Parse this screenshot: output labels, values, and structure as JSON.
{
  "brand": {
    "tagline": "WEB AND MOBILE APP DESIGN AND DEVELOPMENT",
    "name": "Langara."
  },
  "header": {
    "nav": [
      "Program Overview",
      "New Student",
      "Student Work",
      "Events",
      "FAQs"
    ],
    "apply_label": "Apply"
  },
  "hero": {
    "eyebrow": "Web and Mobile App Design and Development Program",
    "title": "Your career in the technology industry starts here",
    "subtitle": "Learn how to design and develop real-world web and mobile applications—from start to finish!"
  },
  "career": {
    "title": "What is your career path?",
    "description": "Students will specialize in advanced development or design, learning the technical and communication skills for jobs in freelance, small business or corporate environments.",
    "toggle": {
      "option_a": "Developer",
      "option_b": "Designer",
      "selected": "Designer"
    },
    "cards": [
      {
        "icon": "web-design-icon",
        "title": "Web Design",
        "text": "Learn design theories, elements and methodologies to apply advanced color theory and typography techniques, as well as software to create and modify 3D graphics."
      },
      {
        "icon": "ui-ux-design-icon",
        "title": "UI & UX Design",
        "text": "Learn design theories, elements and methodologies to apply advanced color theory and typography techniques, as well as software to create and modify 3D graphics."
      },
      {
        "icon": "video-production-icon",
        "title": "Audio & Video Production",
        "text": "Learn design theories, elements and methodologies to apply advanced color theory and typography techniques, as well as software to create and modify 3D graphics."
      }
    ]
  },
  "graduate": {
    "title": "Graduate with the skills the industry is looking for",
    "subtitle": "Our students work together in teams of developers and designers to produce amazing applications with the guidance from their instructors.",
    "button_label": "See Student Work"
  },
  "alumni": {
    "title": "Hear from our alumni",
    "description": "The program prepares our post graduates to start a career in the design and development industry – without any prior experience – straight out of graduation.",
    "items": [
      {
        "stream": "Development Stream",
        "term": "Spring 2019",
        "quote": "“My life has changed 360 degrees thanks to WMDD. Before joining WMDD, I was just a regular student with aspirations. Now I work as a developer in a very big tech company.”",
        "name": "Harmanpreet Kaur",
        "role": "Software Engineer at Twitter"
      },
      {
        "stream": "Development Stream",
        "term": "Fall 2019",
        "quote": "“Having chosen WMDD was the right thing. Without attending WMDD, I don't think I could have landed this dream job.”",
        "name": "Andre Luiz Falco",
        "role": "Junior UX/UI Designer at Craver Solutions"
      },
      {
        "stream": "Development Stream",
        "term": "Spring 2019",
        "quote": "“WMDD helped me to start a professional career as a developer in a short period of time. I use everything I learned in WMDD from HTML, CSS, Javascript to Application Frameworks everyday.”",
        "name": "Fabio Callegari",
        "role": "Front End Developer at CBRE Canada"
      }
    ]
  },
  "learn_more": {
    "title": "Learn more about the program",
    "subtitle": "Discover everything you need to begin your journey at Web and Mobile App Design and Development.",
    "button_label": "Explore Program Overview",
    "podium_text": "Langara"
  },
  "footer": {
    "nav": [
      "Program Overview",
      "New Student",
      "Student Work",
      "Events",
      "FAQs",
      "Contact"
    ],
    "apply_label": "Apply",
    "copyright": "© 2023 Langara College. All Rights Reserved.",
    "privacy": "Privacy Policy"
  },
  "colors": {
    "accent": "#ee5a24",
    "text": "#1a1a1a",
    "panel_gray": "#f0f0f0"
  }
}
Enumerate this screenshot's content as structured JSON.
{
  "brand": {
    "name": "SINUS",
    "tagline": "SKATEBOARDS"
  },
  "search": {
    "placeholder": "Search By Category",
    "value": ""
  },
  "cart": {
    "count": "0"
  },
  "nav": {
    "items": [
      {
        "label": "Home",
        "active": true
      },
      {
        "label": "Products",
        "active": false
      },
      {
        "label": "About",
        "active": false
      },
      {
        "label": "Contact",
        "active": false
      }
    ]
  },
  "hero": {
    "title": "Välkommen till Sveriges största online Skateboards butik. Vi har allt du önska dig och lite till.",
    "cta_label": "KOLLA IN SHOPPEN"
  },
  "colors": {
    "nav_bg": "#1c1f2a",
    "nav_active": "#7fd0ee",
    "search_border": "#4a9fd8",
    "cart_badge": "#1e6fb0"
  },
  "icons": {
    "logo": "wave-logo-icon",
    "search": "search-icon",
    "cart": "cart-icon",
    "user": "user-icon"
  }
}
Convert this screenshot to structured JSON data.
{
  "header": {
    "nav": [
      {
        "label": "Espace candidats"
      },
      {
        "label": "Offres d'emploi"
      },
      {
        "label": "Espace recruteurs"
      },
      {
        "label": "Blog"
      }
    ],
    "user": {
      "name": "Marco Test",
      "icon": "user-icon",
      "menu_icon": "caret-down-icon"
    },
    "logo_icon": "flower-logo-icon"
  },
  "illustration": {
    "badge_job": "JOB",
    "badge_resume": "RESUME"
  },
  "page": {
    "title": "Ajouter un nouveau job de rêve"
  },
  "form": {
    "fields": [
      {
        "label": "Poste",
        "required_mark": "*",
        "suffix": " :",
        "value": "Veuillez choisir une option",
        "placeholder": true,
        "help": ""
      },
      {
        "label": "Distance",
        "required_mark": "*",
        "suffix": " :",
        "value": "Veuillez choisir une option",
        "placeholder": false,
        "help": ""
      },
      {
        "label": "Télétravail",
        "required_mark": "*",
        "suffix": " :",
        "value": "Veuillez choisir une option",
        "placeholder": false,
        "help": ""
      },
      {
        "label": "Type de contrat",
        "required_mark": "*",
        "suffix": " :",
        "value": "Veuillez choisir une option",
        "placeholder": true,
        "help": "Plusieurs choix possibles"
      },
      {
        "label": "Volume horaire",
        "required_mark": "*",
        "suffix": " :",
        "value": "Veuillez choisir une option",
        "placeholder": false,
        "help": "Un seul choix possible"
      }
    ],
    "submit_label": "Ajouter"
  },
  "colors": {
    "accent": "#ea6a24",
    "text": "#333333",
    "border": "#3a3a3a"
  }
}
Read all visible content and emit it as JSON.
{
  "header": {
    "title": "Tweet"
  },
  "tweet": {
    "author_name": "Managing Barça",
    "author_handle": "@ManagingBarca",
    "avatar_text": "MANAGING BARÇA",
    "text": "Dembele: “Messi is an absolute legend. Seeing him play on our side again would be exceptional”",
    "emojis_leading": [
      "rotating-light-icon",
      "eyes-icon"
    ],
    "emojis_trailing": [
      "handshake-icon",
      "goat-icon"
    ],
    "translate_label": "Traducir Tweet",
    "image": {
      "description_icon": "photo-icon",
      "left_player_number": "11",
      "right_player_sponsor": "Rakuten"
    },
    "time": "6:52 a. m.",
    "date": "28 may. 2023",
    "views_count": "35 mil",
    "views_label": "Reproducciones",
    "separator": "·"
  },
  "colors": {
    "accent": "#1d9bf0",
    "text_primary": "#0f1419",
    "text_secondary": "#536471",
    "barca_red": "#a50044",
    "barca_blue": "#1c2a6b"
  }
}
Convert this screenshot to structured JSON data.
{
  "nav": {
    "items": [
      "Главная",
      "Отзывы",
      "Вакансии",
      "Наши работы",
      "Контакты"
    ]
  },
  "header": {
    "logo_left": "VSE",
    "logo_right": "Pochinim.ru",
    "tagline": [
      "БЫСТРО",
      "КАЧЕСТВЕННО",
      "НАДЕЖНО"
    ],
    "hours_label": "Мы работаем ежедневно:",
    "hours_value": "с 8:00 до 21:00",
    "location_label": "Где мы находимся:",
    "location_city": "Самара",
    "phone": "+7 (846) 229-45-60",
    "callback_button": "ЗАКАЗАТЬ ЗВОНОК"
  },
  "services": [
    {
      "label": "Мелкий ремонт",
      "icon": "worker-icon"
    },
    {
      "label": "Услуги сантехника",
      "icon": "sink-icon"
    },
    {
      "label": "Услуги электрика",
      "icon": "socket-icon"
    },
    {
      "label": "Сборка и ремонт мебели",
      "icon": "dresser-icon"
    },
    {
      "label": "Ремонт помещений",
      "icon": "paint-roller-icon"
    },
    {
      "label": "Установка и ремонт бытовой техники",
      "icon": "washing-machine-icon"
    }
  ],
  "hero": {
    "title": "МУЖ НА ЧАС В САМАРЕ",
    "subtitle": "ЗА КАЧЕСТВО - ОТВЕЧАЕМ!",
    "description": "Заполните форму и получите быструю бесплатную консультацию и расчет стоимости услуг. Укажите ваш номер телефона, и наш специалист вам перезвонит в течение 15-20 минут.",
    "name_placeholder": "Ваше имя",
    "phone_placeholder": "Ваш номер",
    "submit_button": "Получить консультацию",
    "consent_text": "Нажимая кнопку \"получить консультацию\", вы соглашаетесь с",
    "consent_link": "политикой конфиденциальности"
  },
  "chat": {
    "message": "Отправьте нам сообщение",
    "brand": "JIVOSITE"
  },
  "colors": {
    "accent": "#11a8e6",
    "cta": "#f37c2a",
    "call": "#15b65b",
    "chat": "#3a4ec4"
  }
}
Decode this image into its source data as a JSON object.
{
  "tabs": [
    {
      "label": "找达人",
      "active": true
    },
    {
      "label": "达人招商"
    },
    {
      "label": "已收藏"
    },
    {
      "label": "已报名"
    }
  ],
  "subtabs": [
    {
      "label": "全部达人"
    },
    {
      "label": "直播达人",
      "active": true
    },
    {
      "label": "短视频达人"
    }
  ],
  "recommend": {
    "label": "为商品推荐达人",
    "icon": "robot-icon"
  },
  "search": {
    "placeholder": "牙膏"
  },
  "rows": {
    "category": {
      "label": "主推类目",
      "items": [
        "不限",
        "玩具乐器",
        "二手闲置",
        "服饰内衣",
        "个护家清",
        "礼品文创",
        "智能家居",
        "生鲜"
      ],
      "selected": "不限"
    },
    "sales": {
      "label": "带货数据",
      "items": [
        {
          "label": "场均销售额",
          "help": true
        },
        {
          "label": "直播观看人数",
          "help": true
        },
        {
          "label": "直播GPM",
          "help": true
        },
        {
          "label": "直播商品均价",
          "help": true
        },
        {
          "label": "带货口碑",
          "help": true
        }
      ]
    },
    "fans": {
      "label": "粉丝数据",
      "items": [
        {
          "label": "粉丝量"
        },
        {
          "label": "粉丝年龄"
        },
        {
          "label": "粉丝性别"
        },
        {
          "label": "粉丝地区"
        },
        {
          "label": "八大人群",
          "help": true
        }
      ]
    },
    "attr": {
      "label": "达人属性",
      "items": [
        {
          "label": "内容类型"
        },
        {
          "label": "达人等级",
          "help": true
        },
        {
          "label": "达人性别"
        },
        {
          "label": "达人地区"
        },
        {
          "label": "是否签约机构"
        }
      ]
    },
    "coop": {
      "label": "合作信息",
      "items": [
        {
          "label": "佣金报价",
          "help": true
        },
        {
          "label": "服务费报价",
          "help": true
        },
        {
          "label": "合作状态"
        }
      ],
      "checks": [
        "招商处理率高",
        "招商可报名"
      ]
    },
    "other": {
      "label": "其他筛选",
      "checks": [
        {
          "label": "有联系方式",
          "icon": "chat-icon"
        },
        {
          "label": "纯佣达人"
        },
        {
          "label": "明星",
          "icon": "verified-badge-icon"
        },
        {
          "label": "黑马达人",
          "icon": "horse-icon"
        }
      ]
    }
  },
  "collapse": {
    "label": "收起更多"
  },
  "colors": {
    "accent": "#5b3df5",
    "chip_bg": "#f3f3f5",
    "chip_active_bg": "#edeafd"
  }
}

__WHAT YOU WILL DO__. Pull out all lines from the entries above in which the word "everything" appears.

__PROBLEM SOLUTION__.
        "quote": "“WMDD helped me to start a professional career as a developer in a short period of time. I use everything I learned in WMDD from HTML, CSS, Javascript to Application Frameworks everyday.”",
    "subtitle": "Discover everything you need to begin your journey at Web and Mobile App Design and Development.",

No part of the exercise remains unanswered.